- PROVIDED DATA:
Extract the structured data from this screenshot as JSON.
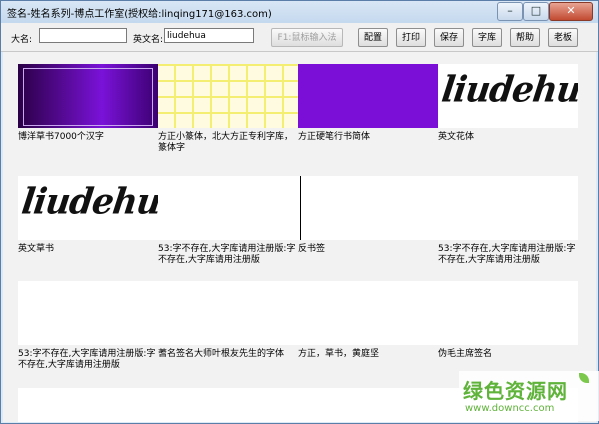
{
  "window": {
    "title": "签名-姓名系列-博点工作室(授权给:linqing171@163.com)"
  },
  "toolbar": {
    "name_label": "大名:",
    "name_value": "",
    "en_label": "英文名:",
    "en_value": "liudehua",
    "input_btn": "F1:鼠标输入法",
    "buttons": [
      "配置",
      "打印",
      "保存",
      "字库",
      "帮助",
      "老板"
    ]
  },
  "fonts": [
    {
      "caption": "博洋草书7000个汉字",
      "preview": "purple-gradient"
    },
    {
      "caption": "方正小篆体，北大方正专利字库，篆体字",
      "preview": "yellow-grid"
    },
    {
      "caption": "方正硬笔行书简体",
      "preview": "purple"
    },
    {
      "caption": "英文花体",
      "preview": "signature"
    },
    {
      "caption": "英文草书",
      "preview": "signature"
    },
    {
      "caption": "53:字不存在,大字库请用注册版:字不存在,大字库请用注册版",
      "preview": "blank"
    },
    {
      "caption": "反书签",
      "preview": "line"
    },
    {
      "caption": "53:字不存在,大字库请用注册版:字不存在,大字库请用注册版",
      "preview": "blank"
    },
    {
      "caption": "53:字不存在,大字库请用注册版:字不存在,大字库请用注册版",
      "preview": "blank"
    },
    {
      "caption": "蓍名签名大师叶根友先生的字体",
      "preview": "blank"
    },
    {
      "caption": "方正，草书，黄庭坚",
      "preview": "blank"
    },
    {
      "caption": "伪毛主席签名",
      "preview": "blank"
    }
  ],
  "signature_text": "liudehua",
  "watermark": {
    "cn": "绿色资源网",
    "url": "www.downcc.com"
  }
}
--
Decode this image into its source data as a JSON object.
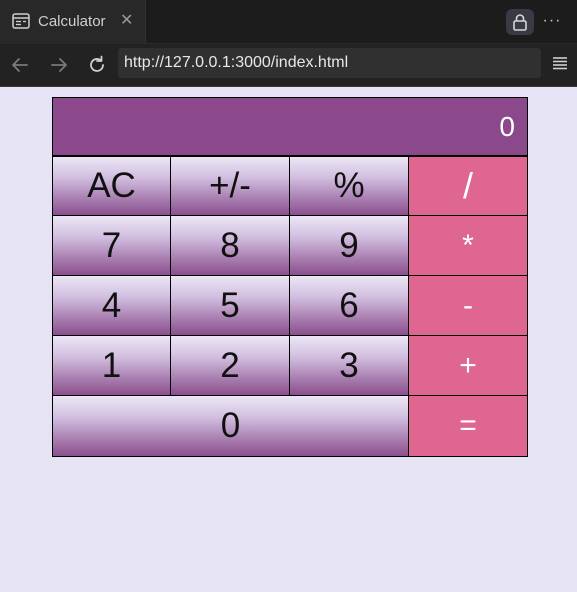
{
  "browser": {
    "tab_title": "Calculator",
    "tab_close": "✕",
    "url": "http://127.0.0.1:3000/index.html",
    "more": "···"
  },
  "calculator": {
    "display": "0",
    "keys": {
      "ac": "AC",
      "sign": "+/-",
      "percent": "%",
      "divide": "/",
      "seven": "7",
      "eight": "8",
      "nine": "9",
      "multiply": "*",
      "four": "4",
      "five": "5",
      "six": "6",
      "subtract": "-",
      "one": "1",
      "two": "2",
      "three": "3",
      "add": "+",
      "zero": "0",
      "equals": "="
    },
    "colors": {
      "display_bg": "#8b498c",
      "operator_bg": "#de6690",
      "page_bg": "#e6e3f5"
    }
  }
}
--
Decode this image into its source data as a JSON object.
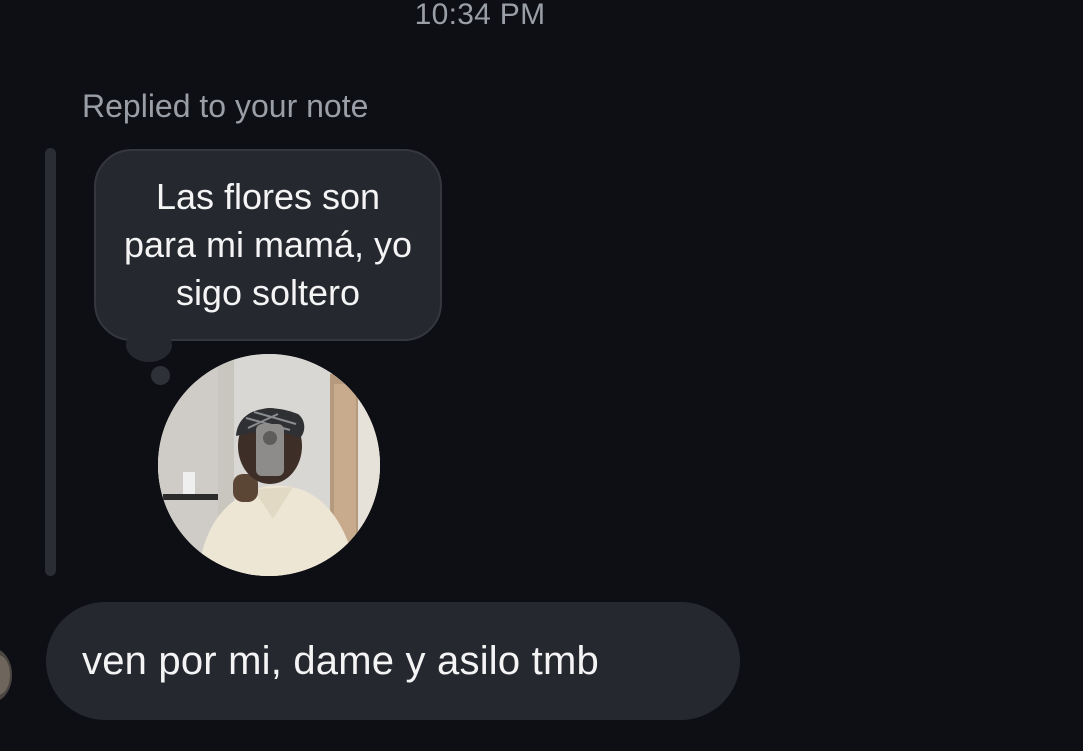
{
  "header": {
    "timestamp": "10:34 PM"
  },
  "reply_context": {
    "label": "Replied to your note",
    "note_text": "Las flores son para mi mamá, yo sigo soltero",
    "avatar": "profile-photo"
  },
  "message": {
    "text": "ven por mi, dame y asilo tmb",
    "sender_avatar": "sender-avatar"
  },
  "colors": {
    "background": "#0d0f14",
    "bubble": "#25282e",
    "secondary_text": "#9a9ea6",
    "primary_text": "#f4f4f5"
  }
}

- WHAT YOU NEED TO DO: Gather up the lines that contain the word "purple".

- IN RESPONSE:
      "preview": "purple-gradient"
      "preview": "purple"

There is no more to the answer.